─── Dataset entries
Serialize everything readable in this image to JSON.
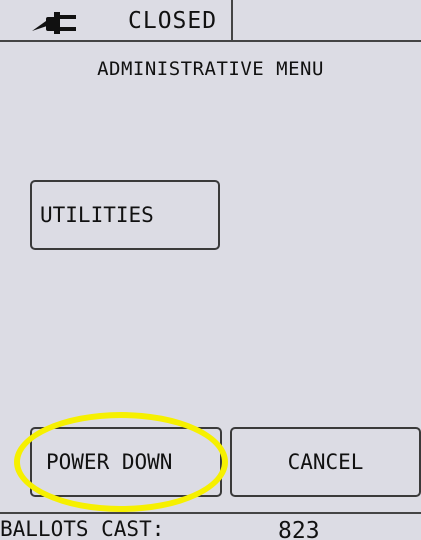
{
  "status_bar": {
    "status": "CLOSED",
    "icon": "power-plug-icon"
  },
  "menu": {
    "title": "ADMINISTRATIVE MENU"
  },
  "buttons": {
    "utilities": "UTILITIES",
    "power_down": "POWER DOWN",
    "cancel": "CANCEL"
  },
  "footer": {
    "label": "BALLOTS CAST:",
    "value": "823"
  },
  "colors": {
    "background": "#dcdce4",
    "highlight": "#f6f000",
    "border": "#3a3a3a"
  }
}
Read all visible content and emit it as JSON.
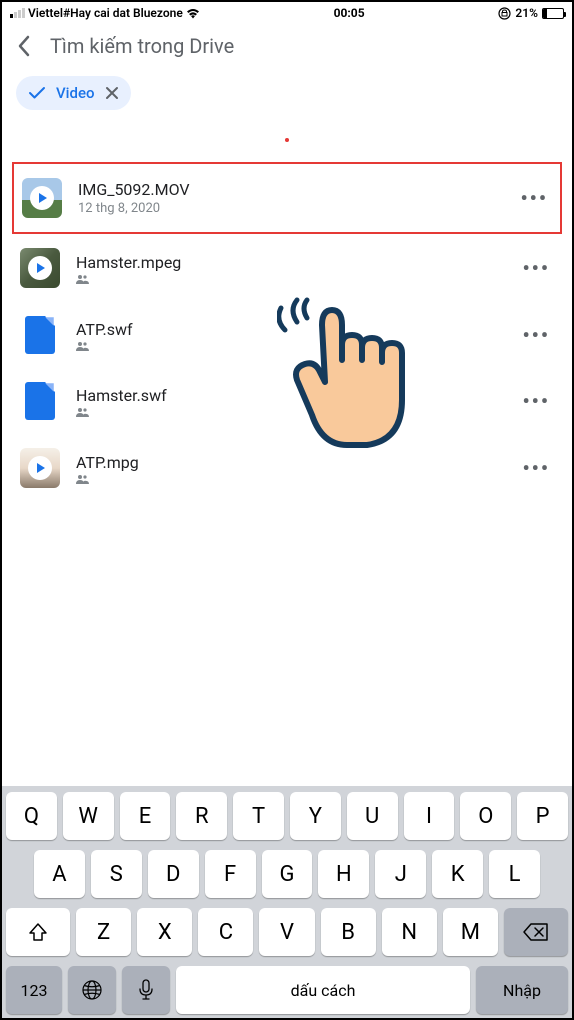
{
  "status": {
    "carrier": "Viettel#Hay cai dat Bluezone",
    "time": "00:05",
    "battery_pct": "21%",
    "battery_fill_pct": 21
  },
  "search": {
    "placeholder": "Tìm kiếm trong Drive"
  },
  "filter": {
    "label": "Video"
  },
  "files": [
    {
      "name": "IMG_5092.MOV",
      "meta": "12 thg 8, 2020",
      "shared": false,
      "thumb": "img",
      "highlighted": true
    },
    {
      "name": "Hamster.mpeg",
      "meta": "",
      "shared": true,
      "thumb": "hamster",
      "highlighted": false
    },
    {
      "name": "ATP.swf",
      "meta": "",
      "shared": true,
      "thumb": "doc",
      "highlighted": false
    },
    {
      "name": "Hamster.swf",
      "meta": "",
      "shared": true,
      "thumb": "doc",
      "highlighted": false
    },
    {
      "name": "ATP.mpg",
      "meta": "",
      "shared": true,
      "thumb": "atp",
      "highlighted": false
    }
  ],
  "keyboard": {
    "row1": [
      "Q",
      "W",
      "E",
      "R",
      "T",
      "Y",
      "U",
      "I",
      "O",
      "P"
    ],
    "row2": [
      "A",
      "S",
      "D",
      "F",
      "G",
      "H",
      "J",
      "K",
      "L"
    ],
    "row3": [
      "Z",
      "X",
      "C",
      "V",
      "B",
      "N",
      "M"
    ],
    "num_key": "123",
    "space": "dấu cách",
    "enter": "Nhập"
  }
}
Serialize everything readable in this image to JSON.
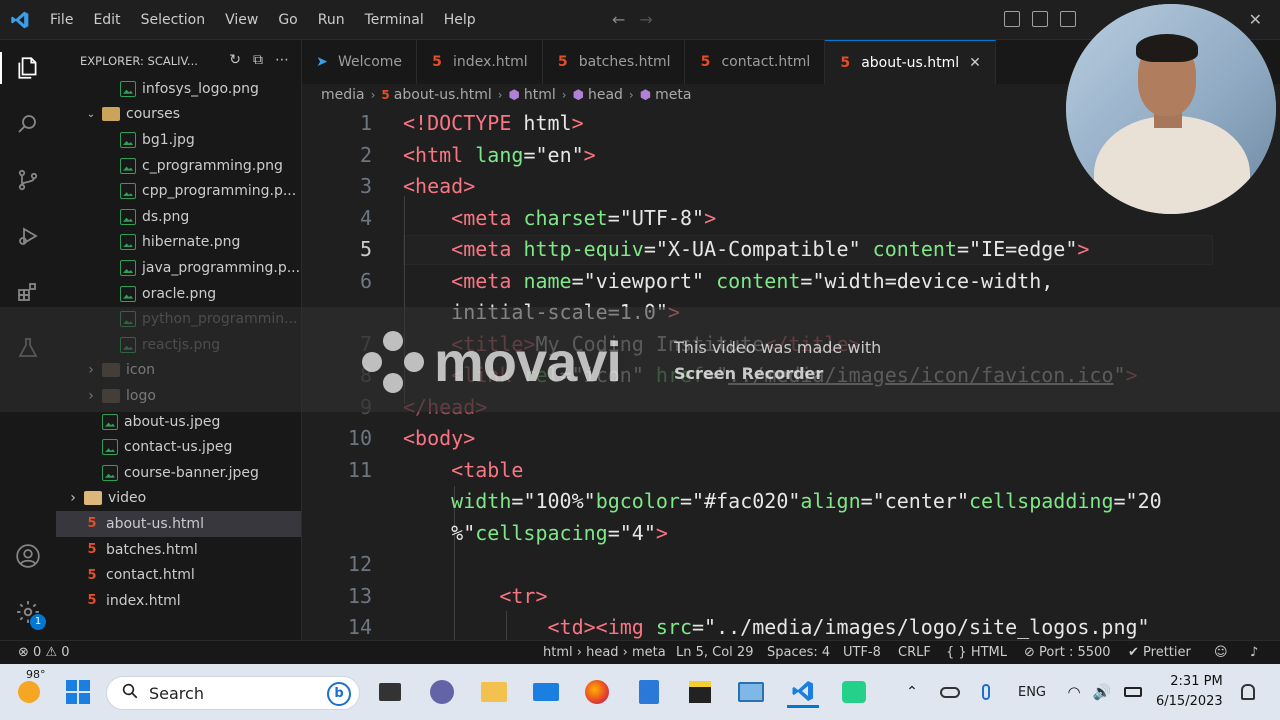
{
  "menu": [
    "File",
    "Edit",
    "Selection",
    "View",
    "Go",
    "Run",
    "Terminal",
    "Help"
  ],
  "explorer": {
    "title": "EXPLORER: SCALIV...",
    "items": [
      {
        "label": "infosys_logo.png",
        "type": "img",
        "indent": 3
      },
      {
        "label": "courses",
        "type": "folder-open",
        "indent": 2
      },
      {
        "label": "bg1.jpg",
        "type": "img",
        "indent": 3
      },
      {
        "label": "c_programming.png",
        "type": "img",
        "indent": 3
      },
      {
        "label": "cpp_programming.p...",
        "type": "img",
        "indent": 3
      },
      {
        "label": "ds.png",
        "type": "img",
        "indent": 3
      },
      {
        "label": "hibernate.png",
        "type": "img",
        "indent": 3
      },
      {
        "label": "java_programming.p...",
        "type": "img",
        "indent": 3
      },
      {
        "label": "oracle.png",
        "type": "img",
        "indent": 3
      },
      {
        "label": "python_programmin...",
        "type": "img",
        "indent": 3
      },
      {
        "label": "reactjs.png",
        "type": "img",
        "indent": 3
      },
      {
        "label": "icon",
        "type": "folder",
        "indent": 2
      },
      {
        "label": "logo",
        "type": "folder",
        "indent": 2
      },
      {
        "label": "about-us.jpeg",
        "type": "img",
        "indent": 2
      },
      {
        "label": "contact-us.jpeg",
        "type": "img",
        "indent": 2
      },
      {
        "label": "course-banner.jpeg",
        "type": "img",
        "indent": 2
      },
      {
        "label": "video",
        "type": "folder",
        "indent": 1
      },
      {
        "label": "about-us.html",
        "type": "html",
        "indent": 1,
        "selected": true
      },
      {
        "label": "batches.html",
        "type": "html",
        "indent": 1
      },
      {
        "label": "contact.html",
        "type": "html",
        "indent": 1
      },
      {
        "label": "index.html",
        "type": "html",
        "indent": 1
      }
    ]
  },
  "tabs": [
    {
      "label": "Welcome",
      "icon": "vscode-icon"
    },
    {
      "label": "index.html",
      "icon": "html-icon"
    },
    {
      "label": "batches.html",
      "icon": "html-icon"
    },
    {
      "label": "contact.html",
      "icon": "html-icon"
    },
    {
      "label": "about-us.html",
      "icon": "html-icon",
      "active": true
    }
  ],
  "breadcrumb": [
    "media",
    "about-us.html",
    "html",
    "head",
    "meta"
  ],
  "editor": {
    "line_numbers": [
      "1",
      "2",
      "3",
      "4",
      "5",
      "6",
      "7",
      "8",
      "9",
      "10",
      "11",
      "12",
      "13",
      "14"
    ],
    "current_line": "5"
  },
  "watermark": {
    "brand": "movavi",
    "note1": "This video was made with",
    "note2": "Screen Recorder"
  },
  "status": {
    "problems": "0",
    "warnings": "0",
    "path": "html › head › meta",
    "position": "Ln 5, Col 29",
    "spaces": "Spaces: 4",
    "encoding": "UTF-8",
    "eol": "CRLF",
    "language": "HTML",
    "port": "Port : 5500",
    "formatter": "Prettier"
  },
  "taskbar": {
    "temperature": "98°",
    "search_placeholder": "Search",
    "language": "ENG",
    "time": "2:31 PM",
    "date": "6/15/2023"
  },
  "accounts_badge": "1",
  "colors": {
    "accent": "#0078d4",
    "tag": "#f97583",
    "attr": "#7ee787",
    "html_icon": "#e44d26",
    "image_icon": "#2f9e5a"
  }
}
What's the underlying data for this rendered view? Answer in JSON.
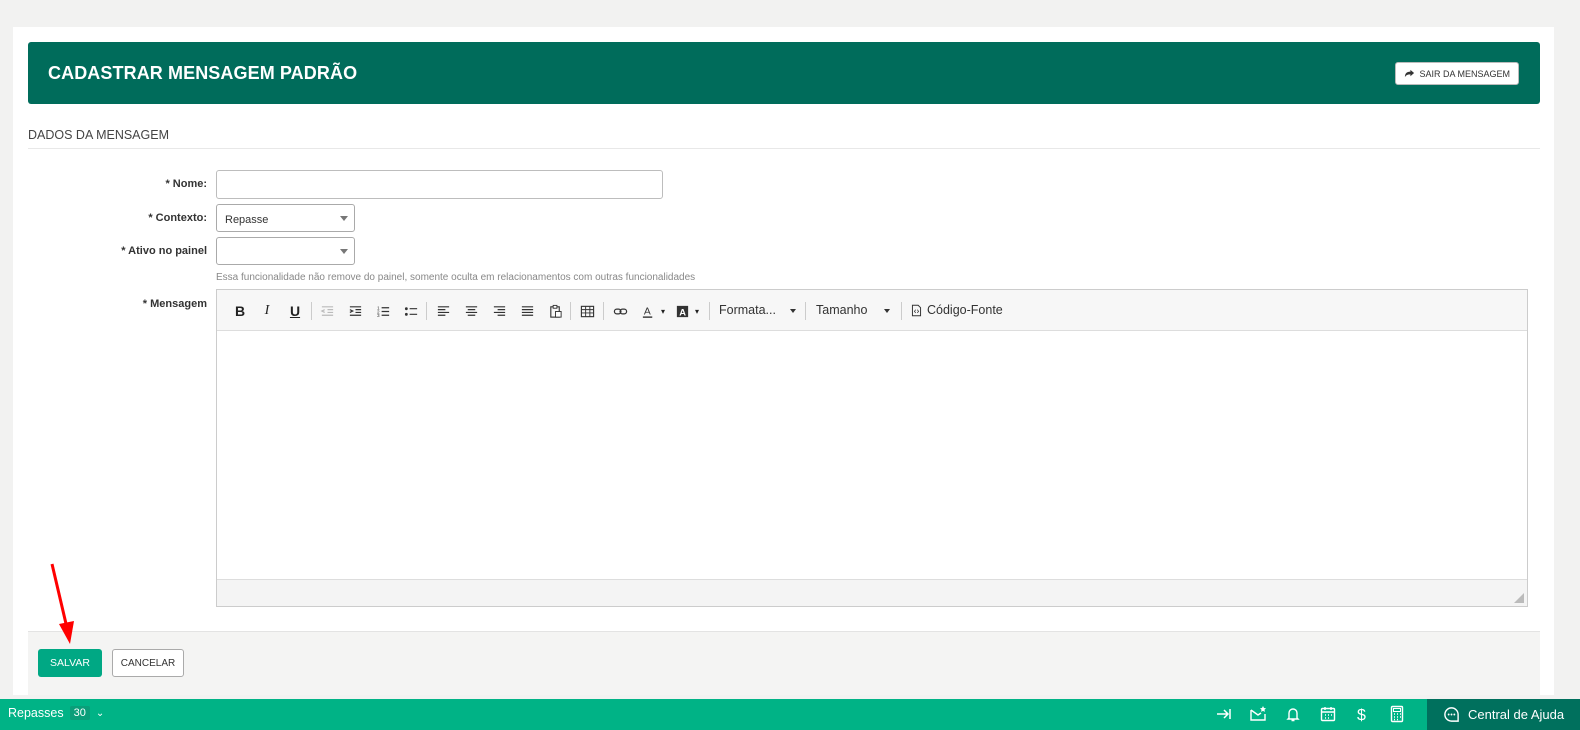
{
  "header": {
    "title": "CADASTRAR MENSAGEM PADRÃO",
    "exit_label": "SAIR DA MENSAGEM"
  },
  "section": {
    "title": "DADOS DA MENSAGEM"
  },
  "form": {
    "nome": {
      "label": "* Nome:",
      "value": ""
    },
    "contexto": {
      "label": "* Contexto:",
      "value": "Repasse"
    },
    "ativo": {
      "label": "* Ativo no painel",
      "value": ""
    },
    "hint": "Essa funcionalidade não remove do painel, somente oculta em relacionamentos com outras funcionalidades",
    "mensagem": {
      "label": "* Mensagem"
    }
  },
  "editor": {
    "format_label": "Formata...",
    "size_label": "Tamanho",
    "source_label": "Código-Fonte"
  },
  "actions": {
    "save_label": "SALVAR",
    "cancel_label": "CANCELAR"
  },
  "bottom_bar": {
    "module": "Repasses",
    "count": "30",
    "help_label": "Central de Ajuda"
  },
  "colors": {
    "header": "#006c5b",
    "accent": "#00a884",
    "bottom_bar": "#00b386",
    "help": "#00705d",
    "annotation_arrow": "#ff0000"
  }
}
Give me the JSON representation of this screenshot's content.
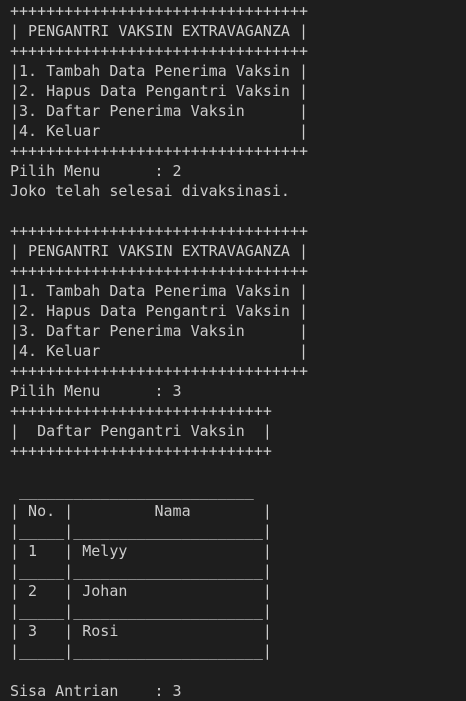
{
  "terminal": {
    "lines": [
      "+++++++++++++++++++++++++++++++++",
      "| PENGANTRI VAKSIN EXTRAVAGANZA |",
      "+++++++++++++++++++++++++++++++++",
      "|1. Tambah Data Penerima Vaksin |",
      "|2. Hapus Data Pengantri Vaksin |",
      "|3. Daftar Penerima Vaksin      |",
      "|4. Keluar                      |",
      "+++++++++++++++++++++++++++++++++",
      "Pilih Menu      : 2",
      "Joko telah selesai divaksinasi.",
      "",
      "+++++++++++++++++++++++++++++++++",
      "| PENGANTRI VAKSIN EXTRAVAGANZA |",
      "+++++++++++++++++++++++++++++++++",
      "|1. Tambah Data Penerima Vaksin |",
      "|2. Hapus Data Pengantri Vaksin |",
      "|3. Daftar Penerima Vaksin      |",
      "|4. Keluar                      |",
      "+++++++++++++++++++++++++++++++++",
      "Pilih Menu      : 3",
      "+++++++++++++++++++++++++++++",
      "|  Daftar Pengantri Vaksin  |",
      "+++++++++++++++++++++++++++++",
      "",
      " __________________________",
      "| No. |         Nama        |",
      "|_____|_____________________|",
      "| 1   | Melyy               |",
      "|_____|_____________________|",
      "| 2   | Johan               |",
      "|_____|_____________________|",
      "| 3   | Rosi                |",
      "|_____|_____________________|",
      "",
      "Sisa Antrian    : 3"
    ]
  }
}
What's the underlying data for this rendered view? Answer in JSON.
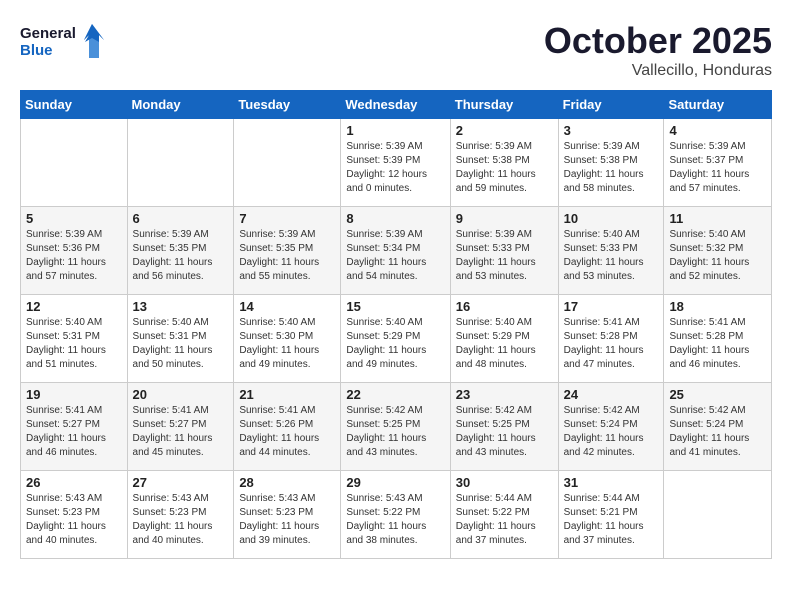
{
  "header": {
    "logo_general": "General",
    "logo_blue": "Blue",
    "month_title": "October 2025",
    "location": "Vallecillo, Honduras"
  },
  "weekdays": [
    "Sunday",
    "Monday",
    "Tuesday",
    "Wednesday",
    "Thursday",
    "Friday",
    "Saturday"
  ],
  "weeks": [
    [
      {
        "day": "",
        "info": ""
      },
      {
        "day": "",
        "info": ""
      },
      {
        "day": "",
        "info": ""
      },
      {
        "day": "1",
        "info": "Sunrise: 5:39 AM\nSunset: 5:39 PM\nDaylight: 12 hours\nand 0 minutes."
      },
      {
        "day": "2",
        "info": "Sunrise: 5:39 AM\nSunset: 5:38 PM\nDaylight: 11 hours\nand 59 minutes."
      },
      {
        "day": "3",
        "info": "Sunrise: 5:39 AM\nSunset: 5:38 PM\nDaylight: 11 hours\nand 58 minutes."
      },
      {
        "day": "4",
        "info": "Sunrise: 5:39 AM\nSunset: 5:37 PM\nDaylight: 11 hours\nand 57 minutes."
      }
    ],
    [
      {
        "day": "5",
        "info": "Sunrise: 5:39 AM\nSunset: 5:36 PM\nDaylight: 11 hours\nand 57 minutes."
      },
      {
        "day": "6",
        "info": "Sunrise: 5:39 AM\nSunset: 5:35 PM\nDaylight: 11 hours\nand 56 minutes."
      },
      {
        "day": "7",
        "info": "Sunrise: 5:39 AM\nSunset: 5:35 PM\nDaylight: 11 hours\nand 55 minutes."
      },
      {
        "day": "8",
        "info": "Sunrise: 5:39 AM\nSunset: 5:34 PM\nDaylight: 11 hours\nand 54 minutes."
      },
      {
        "day": "9",
        "info": "Sunrise: 5:39 AM\nSunset: 5:33 PM\nDaylight: 11 hours\nand 53 minutes."
      },
      {
        "day": "10",
        "info": "Sunrise: 5:40 AM\nSunset: 5:33 PM\nDaylight: 11 hours\nand 53 minutes."
      },
      {
        "day": "11",
        "info": "Sunrise: 5:40 AM\nSunset: 5:32 PM\nDaylight: 11 hours\nand 52 minutes."
      }
    ],
    [
      {
        "day": "12",
        "info": "Sunrise: 5:40 AM\nSunset: 5:31 PM\nDaylight: 11 hours\nand 51 minutes."
      },
      {
        "day": "13",
        "info": "Sunrise: 5:40 AM\nSunset: 5:31 PM\nDaylight: 11 hours\nand 50 minutes."
      },
      {
        "day": "14",
        "info": "Sunrise: 5:40 AM\nSunset: 5:30 PM\nDaylight: 11 hours\nand 49 minutes."
      },
      {
        "day": "15",
        "info": "Sunrise: 5:40 AM\nSunset: 5:29 PM\nDaylight: 11 hours\nand 49 minutes."
      },
      {
        "day": "16",
        "info": "Sunrise: 5:40 AM\nSunset: 5:29 PM\nDaylight: 11 hours\nand 48 minutes."
      },
      {
        "day": "17",
        "info": "Sunrise: 5:41 AM\nSunset: 5:28 PM\nDaylight: 11 hours\nand 47 minutes."
      },
      {
        "day": "18",
        "info": "Sunrise: 5:41 AM\nSunset: 5:28 PM\nDaylight: 11 hours\nand 46 minutes."
      }
    ],
    [
      {
        "day": "19",
        "info": "Sunrise: 5:41 AM\nSunset: 5:27 PM\nDaylight: 11 hours\nand 46 minutes."
      },
      {
        "day": "20",
        "info": "Sunrise: 5:41 AM\nSunset: 5:27 PM\nDaylight: 11 hours\nand 45 minutes."
      },
      {
        "day": "21",
        "info": "Sunrise: 5:41 AM\nSunset: 5:26 PM\nDaylight: 11 hours\nand 44 minutes."
      },
      {
        "day": "22",
        "info": "Sunrise: 5:42 AM\nSunset: 5:25 PM\nDaylight: 11 hours\nand 43 minutes."
      },
      {
        "day": "23",
        "info": "Sunrise: 5:42 AM\nSunset: 5:25 PM\nDaylight: 11 hours\nand 43 minutes."
      },
      {
        "day": "24",
        "info": "Sunrise: 5:42 AM\nSunset: 5:24 PM\nDaylight: 11 hours\nand 42 minutes."
      },
      {
        "day": "25",
        "info": "Sunrise: 5:42 AM\nSunset: 5:24 PM\nDaylight: 11 hours\nand 41 minutes."
      }
    ],
    [
      {
        "day": "26",
        "info": "Sunrise: 5:43 AM\nSunset: 5:23 PM\nDaylight: 11 hours\nand 40 minutes."
      },
      {
        "day": "27",
        "info": "Sunrise: 5:43 AM\nSunset: 5:23 PM\nDaylight: 11 hours\nand 40 minutes."
      },
      {
        "day": "28",
        "info": "Sunrise: 5:43 AM\nSunset: 5:23 PM\nDaylight: 11 hours\nand 39 minutes."
      },
      {
        "day": "29",
        "info": "Sunrise: 5:43 AM\nSunset: 5:22 PM\nDaylight: 11 hours\nand 38 minutes."
      },
      {
        "day": "30",
        "info": "Sunrise: 5:44 AM\nSunset: 5:22 PM\nDaylight: 11 hours\nand 37 minutes."
      },
      {
        "day": "31",
        "info": "Sunrise: 5:44 AM\nSunset: 5:21 PM\nDaylight: 11 hours\nand 37 minutes."
      },
      {
        "day": "",
        "info": ""
      }
    ]
  ]
}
──────
**Set exercise**
Return only those lines of the records that contain the string "content".

**Result of the exercise**
Read all visible content and emit it as JSON.
Give me the JSON representation of this screenshot's content.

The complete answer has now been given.